[Data extracted from a collection]
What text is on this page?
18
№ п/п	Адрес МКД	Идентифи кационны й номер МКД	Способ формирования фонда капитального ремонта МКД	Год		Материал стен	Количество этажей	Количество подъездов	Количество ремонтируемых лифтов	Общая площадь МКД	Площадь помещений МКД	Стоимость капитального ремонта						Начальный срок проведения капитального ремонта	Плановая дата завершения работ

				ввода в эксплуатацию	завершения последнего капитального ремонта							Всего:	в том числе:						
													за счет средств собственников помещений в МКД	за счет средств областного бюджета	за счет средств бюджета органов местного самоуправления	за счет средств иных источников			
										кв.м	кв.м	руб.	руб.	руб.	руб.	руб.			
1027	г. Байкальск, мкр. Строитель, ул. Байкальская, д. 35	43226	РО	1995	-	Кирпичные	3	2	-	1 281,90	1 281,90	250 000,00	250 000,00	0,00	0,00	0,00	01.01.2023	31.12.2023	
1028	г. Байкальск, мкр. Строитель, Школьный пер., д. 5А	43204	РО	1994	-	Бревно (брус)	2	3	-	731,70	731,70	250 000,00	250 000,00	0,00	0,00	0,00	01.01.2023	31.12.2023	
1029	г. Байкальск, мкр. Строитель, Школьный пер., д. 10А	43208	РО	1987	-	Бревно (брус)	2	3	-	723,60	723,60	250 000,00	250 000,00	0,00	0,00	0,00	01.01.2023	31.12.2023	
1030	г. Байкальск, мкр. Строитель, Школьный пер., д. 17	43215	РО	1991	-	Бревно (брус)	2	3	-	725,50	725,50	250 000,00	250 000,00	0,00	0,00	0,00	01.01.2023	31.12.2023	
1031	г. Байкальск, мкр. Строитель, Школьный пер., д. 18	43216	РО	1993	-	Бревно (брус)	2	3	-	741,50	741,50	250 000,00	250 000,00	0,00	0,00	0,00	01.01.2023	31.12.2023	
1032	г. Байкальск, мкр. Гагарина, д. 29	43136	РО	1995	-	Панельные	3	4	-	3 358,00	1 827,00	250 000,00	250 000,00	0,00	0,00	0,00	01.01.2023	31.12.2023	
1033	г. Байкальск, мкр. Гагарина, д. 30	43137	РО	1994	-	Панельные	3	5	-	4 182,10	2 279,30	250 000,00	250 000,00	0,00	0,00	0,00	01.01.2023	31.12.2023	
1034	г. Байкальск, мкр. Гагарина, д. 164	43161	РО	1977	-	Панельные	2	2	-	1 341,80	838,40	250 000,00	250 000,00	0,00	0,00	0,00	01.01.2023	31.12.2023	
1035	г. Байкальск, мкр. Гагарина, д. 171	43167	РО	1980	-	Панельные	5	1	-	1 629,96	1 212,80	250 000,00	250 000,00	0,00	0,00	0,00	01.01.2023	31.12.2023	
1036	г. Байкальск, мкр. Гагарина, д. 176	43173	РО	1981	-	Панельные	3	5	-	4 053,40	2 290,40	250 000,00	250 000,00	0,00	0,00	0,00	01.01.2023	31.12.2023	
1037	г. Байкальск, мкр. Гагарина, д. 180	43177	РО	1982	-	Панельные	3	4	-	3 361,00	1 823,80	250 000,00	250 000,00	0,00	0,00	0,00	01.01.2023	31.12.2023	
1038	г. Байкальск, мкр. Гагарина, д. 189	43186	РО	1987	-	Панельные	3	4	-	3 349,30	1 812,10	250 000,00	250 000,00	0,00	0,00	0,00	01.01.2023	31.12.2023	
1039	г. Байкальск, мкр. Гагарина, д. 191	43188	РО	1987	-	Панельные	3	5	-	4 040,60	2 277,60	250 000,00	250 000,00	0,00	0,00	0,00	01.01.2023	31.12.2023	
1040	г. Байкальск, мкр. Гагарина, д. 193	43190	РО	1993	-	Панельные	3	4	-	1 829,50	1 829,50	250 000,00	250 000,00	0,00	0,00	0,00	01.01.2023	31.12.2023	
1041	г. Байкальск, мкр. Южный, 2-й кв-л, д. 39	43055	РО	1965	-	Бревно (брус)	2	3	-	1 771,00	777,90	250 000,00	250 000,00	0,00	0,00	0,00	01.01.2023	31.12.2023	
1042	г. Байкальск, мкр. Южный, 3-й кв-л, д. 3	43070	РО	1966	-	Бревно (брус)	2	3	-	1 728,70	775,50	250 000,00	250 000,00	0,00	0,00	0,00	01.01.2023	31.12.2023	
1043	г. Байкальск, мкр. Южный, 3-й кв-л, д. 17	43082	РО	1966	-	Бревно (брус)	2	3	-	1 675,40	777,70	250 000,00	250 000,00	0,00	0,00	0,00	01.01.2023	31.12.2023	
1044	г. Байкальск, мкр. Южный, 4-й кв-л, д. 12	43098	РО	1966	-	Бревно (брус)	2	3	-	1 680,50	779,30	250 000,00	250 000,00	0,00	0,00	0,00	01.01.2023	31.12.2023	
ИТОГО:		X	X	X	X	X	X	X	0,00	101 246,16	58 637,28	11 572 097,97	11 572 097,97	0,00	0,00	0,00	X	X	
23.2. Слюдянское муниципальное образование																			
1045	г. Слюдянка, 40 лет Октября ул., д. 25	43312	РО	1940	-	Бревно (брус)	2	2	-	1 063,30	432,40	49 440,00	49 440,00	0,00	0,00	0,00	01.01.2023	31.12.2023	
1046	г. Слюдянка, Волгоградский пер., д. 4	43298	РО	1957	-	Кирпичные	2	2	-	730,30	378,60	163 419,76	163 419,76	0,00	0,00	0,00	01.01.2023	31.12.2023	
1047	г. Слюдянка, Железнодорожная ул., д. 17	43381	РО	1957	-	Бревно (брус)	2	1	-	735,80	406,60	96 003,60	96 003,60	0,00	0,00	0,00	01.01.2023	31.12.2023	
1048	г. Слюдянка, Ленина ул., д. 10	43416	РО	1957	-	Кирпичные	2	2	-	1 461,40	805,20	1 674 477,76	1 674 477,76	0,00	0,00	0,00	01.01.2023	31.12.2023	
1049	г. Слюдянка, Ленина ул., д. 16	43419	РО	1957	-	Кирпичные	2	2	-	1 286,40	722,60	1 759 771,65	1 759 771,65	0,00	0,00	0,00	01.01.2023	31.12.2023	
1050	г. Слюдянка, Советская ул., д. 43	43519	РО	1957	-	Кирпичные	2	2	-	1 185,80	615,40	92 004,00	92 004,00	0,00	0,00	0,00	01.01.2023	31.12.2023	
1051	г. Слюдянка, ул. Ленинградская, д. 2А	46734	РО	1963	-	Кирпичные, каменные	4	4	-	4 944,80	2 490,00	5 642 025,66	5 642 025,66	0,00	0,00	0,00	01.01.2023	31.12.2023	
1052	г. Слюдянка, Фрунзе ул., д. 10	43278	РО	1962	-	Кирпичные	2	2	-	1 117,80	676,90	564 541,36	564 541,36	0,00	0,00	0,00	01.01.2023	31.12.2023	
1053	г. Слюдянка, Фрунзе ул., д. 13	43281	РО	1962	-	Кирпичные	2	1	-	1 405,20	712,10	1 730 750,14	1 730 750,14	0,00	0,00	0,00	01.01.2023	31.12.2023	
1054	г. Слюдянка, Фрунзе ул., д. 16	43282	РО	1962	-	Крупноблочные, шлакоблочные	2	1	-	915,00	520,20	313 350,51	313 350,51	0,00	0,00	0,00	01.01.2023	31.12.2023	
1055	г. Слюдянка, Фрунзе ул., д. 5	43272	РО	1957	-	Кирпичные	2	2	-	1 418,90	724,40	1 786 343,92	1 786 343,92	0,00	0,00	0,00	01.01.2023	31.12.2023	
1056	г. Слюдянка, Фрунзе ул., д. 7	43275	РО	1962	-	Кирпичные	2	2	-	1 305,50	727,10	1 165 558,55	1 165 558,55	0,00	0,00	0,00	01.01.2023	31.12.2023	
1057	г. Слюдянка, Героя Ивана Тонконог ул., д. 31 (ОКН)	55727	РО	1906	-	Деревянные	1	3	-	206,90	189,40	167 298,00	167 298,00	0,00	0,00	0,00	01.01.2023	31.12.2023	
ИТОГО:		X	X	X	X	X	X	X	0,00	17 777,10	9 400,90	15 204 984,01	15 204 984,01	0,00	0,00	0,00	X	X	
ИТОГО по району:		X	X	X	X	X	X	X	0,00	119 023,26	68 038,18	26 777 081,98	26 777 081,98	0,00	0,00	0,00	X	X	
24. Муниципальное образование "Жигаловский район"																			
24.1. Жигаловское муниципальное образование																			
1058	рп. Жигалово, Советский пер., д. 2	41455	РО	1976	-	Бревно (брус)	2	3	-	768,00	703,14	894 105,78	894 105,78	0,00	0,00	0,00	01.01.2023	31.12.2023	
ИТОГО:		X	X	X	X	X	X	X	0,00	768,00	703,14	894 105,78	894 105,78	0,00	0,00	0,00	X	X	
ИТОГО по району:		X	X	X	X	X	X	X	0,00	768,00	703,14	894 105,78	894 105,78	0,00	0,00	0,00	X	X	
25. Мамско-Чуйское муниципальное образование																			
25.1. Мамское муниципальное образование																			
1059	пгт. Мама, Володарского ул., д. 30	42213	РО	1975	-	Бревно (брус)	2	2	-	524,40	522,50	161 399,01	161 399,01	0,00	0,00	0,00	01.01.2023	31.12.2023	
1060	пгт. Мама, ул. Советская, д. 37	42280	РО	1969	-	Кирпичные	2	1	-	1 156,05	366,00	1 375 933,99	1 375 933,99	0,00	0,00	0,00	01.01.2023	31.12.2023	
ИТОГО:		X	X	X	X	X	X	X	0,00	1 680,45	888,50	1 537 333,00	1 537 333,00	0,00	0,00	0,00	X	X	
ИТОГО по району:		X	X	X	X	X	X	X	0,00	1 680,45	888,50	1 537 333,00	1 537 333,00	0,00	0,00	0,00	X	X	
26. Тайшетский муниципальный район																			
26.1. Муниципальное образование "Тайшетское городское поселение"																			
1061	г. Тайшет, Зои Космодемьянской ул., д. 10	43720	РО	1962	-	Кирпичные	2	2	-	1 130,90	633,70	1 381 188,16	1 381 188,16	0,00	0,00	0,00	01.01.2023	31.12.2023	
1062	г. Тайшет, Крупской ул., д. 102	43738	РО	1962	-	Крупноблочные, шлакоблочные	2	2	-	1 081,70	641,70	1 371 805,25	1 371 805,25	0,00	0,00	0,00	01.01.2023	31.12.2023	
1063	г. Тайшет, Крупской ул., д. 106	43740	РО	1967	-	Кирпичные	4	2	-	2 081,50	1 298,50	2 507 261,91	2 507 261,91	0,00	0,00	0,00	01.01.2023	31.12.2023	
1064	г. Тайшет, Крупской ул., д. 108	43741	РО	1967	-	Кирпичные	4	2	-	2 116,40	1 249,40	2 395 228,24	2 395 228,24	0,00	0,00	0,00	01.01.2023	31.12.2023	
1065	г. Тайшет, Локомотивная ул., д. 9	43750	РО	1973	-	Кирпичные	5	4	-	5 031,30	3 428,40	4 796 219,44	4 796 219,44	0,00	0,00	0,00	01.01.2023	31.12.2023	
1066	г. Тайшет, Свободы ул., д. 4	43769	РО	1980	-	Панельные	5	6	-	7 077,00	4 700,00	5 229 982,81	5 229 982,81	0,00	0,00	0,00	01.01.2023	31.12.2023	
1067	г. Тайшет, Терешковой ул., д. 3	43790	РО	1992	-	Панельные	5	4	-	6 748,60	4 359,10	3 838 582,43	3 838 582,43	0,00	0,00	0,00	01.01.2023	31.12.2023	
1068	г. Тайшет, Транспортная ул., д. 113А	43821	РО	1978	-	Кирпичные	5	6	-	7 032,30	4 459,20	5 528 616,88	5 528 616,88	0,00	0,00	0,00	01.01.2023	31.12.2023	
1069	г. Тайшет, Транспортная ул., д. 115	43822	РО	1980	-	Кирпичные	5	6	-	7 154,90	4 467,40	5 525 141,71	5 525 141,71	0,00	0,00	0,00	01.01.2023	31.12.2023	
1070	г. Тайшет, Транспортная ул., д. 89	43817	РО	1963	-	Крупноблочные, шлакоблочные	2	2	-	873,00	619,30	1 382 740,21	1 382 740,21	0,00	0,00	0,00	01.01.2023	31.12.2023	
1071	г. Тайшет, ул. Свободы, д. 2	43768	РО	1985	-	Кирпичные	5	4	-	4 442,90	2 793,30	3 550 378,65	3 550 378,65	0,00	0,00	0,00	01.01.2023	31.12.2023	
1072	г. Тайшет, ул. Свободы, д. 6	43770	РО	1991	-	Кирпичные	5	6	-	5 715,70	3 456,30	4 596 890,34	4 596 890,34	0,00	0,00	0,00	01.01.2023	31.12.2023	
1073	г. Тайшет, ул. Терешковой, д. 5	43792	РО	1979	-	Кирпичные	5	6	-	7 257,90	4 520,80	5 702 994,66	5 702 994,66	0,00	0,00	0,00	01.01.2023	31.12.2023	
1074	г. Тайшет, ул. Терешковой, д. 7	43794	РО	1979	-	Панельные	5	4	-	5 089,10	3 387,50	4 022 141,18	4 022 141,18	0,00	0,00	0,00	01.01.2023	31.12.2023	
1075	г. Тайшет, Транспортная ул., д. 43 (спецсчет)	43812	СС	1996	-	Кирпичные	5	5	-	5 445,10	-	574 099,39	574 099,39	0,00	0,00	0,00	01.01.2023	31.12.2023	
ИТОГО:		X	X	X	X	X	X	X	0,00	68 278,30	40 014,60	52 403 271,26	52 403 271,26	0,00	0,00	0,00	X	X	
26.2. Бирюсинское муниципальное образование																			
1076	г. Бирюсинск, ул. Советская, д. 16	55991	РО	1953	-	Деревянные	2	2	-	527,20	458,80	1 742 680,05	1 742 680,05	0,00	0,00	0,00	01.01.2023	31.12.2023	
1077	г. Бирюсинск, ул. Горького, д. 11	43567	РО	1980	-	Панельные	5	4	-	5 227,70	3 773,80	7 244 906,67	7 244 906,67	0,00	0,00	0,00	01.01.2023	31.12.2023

▶ _What the task requires_
Which lines hold the word "образование"? Return all of them from the records above.

▶ _Complete output_
23.2. Слюдянское муниципальное образование																			
24. Муниципальное образование "Жигаловский район"																			
24.1. Жигаловское муниципальное образование																			
25. Мамско-Чуйское муниципальное образование																			
25.1. Мамское муниципальное образование																			
26.1. Муниципальное образование "Тайшетское городское поселение"																			
26.2. Бирюсинское муниципальное образование																			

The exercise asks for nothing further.